• _Stated exercise_: Take every line where the string "archivo" appears and copy it.

#####

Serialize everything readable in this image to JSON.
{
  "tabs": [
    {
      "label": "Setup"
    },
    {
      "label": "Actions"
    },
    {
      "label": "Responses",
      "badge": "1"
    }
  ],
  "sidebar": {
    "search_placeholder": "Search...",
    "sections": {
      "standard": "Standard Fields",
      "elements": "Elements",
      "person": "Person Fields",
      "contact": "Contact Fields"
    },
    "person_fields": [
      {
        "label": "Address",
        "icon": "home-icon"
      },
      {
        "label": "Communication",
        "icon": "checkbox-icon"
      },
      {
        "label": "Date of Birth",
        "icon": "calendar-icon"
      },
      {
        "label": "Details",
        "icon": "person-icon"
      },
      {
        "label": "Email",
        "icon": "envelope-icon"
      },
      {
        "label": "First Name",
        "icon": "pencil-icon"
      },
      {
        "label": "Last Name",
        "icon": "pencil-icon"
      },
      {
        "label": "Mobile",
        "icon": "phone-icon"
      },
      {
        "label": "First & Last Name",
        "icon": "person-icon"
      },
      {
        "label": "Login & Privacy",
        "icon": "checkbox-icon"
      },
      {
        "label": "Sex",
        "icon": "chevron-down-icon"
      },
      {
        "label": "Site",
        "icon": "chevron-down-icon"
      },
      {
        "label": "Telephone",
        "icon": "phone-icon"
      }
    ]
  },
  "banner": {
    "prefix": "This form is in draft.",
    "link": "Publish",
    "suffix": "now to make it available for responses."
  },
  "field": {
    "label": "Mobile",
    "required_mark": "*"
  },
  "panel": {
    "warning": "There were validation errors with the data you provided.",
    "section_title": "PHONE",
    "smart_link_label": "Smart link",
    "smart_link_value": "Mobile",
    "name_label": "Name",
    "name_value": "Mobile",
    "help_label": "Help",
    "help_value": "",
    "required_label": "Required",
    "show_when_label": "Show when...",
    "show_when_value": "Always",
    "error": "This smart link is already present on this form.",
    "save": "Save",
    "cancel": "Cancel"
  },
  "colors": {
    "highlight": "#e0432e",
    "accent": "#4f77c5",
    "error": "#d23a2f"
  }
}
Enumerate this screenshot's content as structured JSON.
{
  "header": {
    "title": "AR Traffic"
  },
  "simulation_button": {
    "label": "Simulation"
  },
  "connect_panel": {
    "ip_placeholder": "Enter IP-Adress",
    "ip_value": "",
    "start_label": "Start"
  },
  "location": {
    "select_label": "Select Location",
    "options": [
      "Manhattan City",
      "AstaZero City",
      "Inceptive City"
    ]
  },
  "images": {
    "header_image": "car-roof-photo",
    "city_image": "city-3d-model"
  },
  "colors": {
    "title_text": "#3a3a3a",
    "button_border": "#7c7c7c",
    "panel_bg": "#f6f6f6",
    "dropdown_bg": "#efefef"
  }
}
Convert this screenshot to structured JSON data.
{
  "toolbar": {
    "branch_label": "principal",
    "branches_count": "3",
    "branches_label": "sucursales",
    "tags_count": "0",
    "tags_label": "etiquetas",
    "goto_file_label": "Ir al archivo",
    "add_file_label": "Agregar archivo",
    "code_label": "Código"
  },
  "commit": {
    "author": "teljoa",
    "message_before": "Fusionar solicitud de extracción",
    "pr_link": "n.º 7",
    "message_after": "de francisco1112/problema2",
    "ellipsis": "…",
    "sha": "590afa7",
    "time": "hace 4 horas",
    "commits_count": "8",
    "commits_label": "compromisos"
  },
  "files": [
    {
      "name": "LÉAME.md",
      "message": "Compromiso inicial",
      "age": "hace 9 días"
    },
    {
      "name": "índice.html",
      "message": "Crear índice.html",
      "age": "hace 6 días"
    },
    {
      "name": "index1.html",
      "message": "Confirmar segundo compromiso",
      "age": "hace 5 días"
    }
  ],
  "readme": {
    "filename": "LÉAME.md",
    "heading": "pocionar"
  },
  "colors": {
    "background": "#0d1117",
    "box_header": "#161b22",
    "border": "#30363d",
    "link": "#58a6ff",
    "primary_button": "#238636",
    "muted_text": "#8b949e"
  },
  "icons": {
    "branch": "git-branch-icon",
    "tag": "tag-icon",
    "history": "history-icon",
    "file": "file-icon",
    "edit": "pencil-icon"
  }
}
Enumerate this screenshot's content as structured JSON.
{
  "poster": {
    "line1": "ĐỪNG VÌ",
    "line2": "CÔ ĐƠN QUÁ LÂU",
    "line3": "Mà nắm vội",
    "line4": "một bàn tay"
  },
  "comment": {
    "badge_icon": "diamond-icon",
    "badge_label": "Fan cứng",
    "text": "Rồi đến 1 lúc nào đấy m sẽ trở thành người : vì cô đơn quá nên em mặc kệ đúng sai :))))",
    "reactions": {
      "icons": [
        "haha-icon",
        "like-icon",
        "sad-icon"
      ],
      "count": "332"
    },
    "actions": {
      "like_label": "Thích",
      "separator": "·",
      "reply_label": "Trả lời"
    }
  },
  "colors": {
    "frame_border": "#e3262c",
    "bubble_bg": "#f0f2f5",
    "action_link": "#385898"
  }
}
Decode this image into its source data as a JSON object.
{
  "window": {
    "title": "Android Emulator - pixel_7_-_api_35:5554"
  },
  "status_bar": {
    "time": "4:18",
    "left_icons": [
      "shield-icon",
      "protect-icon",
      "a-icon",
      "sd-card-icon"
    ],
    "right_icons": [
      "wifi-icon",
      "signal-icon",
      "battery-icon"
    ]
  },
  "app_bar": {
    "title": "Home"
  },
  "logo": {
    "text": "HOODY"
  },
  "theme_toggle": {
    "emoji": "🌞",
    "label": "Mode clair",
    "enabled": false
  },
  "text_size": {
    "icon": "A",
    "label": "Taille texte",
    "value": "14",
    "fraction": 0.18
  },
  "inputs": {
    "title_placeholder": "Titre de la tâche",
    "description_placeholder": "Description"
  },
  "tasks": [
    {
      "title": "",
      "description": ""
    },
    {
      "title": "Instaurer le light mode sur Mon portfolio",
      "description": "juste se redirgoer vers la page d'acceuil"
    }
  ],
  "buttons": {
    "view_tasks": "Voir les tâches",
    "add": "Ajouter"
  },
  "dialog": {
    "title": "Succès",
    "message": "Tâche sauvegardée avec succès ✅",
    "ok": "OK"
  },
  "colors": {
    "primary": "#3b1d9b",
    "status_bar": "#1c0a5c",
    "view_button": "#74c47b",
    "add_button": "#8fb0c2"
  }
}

#####

• _Written solution_:
    "goto_file_label": "Ir al archivo",
    "add_file_label": "Agregar archivo",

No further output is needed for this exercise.